Aim of the task: In the copy, include every entry exactly but none of the images.

----- Data supplied

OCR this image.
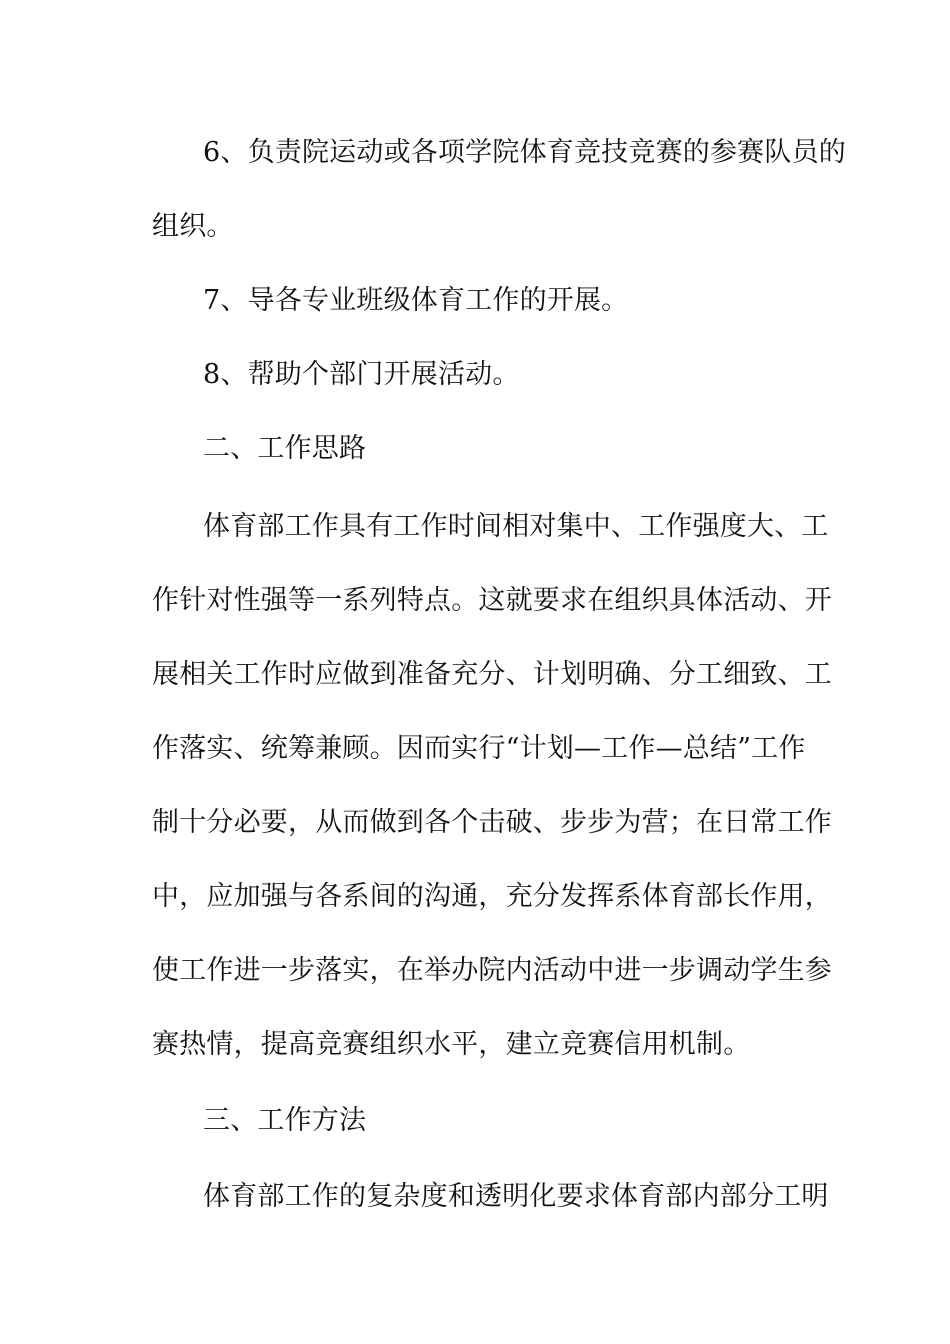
6、负责院运动或各项学院体育竞技竞赛的参赛队员的
组织。
7、导各专业班级体育工作的开展。
8、帮助个部门开展活动。
二、工作思路
体育部工作具有工作时间相对集中、工作强度大、工
作针对性强等一系列特点。这就要求在组织具体活动、开
展相关工作时应做到准备充分、计划明确、分工细致、工
作落实、统筹兼顾。因而实行“计划—工作—总结”工作
制十分必要，从而做到各个击破、步步为营；在日常工作
中，应加强与各系间的沟通，充分发挥系体育部长作用，
使工作进一步落实，在举办院内活动中进一步调动学生参
赛热情，提高竞赛组织水平，建立竞赛信用机制。
三、工作方法
体育部工作的复杂度和透明化要求体育部内部分工明
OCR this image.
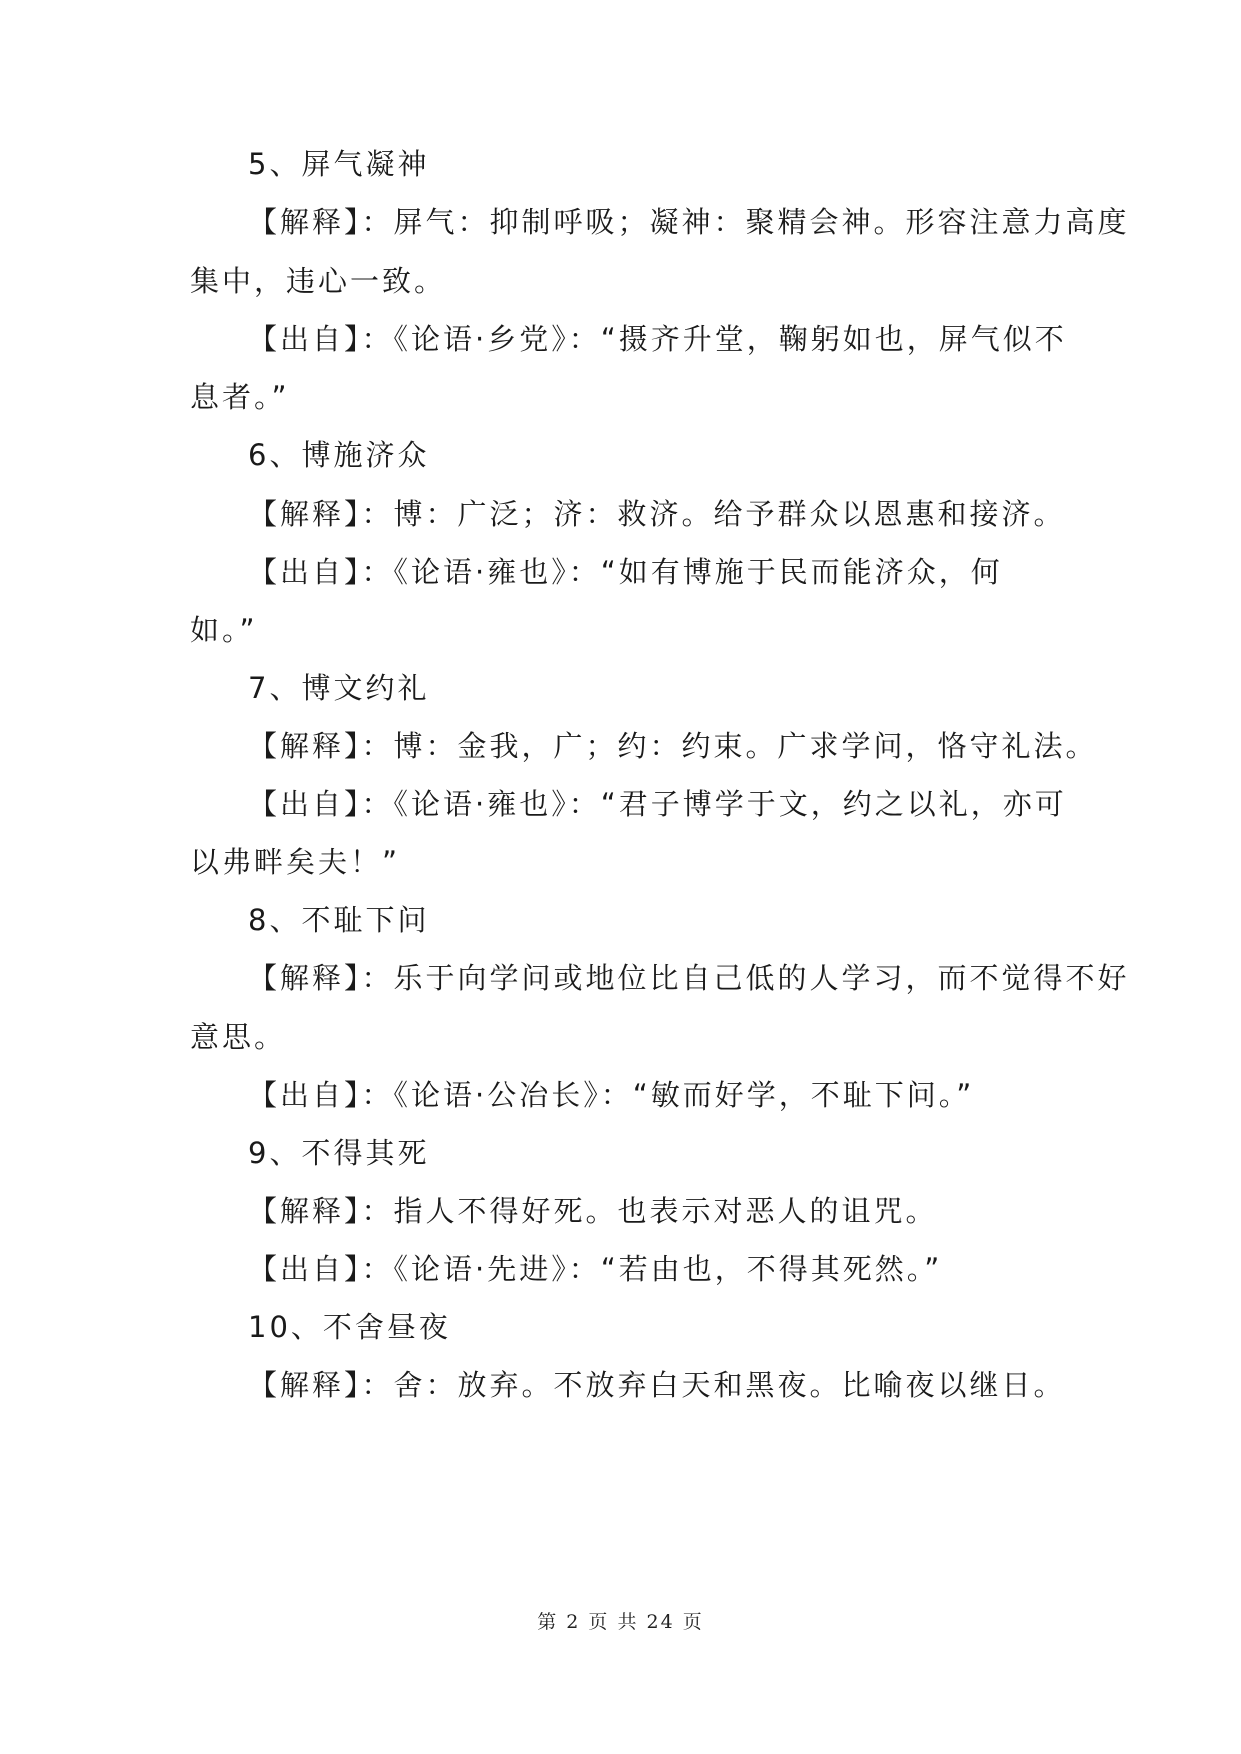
5、屏气凝神
【解释】：屏气：抑制呼吸；凝神：聚精会神。形容注意力高度
集中，违心一致。
【出自】：《论语·乡党》：“摄齐升堂，鞠躬如也，屏气似不
息者。”
6、博施济众
【解释】：博：广泛；济：救济。给予群众以恩惠和接济。
【出自】：《论语·雍也》：“如有博施于民而能济众，何
如。”
7、博文约礼
【解释】：博：金我，广；约：约束。广求学问，恪守礼法。
【出自】：《论语·雍也》：“君子博学于文，约之以礼，亦可
以弗畔矣夫！”
8、不耻下问
【解释】：乐于向学问或地位比自己低的人学习，而不觉得不好
意思。
【出自】：《论语·公冶长》：“敏而好学，不耻下问。”
9、不得其死
【解释】：指人不得好死。也表示对恶人的诅咒。
【出自】：《论语·先进》：“若由也，不得其死然。”
10、不舍昼夜
【解释】：舍：放弃。不放弃白天和黑夜。比喻夜以继日。
第 2 页 共 24 页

----------

Answer to this exercise:
OCR this image.
6、负责院运动或各项学院体育竞技竞赛的参赛队员的
组织。
7、导各专业班级体育工作的开展。
8、帮助个部门开展活动。
二、工作思路
体育部工作具有工作时间相对集中、工作强度大、工
作针对性强等一系列特点。这就要求在组织具体活动、开
展相关工作时应做到准备充分、计划明确、分工细致、工
作落实、统筹兼顾。因而实行“计划—工作—总结”工作
制十分必要，从而做到各个击破、步步为营；在日常工作
中，应加强与各系间的沟通，充分发挥系体育部长作用，
使工作进一步落实，在举办院内活动中进一步调动学生参
赛热情，提高竞赛组织水平，建立竞赛信用机制。
三、工作方法
体育部工作的复杂度和透明化要求体育部内部分工明
OCR this image.
5、屏气凝神
【解释】：屏气：抑制呼吸；凝神：聚精会神。形容注意力高度
集中，违心一致。
【出自】：《论语·乡党》：“摄齐升堂，鞠躬如也，屏气似不
息者。”
6、博施济众
【解释】：博：广泛；济：救济。给予群众以恩惠和接济。
【出自】：《论语·雍也》：“如有博施于民而能济众，何
如。”
7、博文约礼
【解释】：博：金我，广；约：约束。广求学问，恪守礼法。
【出自】：《论语·雍也》：“君子博学于文，约之以礼，亦可
以弗畔矣夫！”
8、不耻下问
【解释】：乐于向学问或地位比自己低的人学习，而不觉得不好
意思。
【出自】：《论语·公冶长》：“敏而好学，不耻下问。”
9、不得其死
【解释】：指人不得好死。也表示对恶人的诅咒。
【出自】：《论语·先进》：“若由也，不得其死然。”
10、不舍昼夜
【解释】：舍：放弃。不放弃白天和黑夜。比喻夜以继日。
第 2 页 共 24 页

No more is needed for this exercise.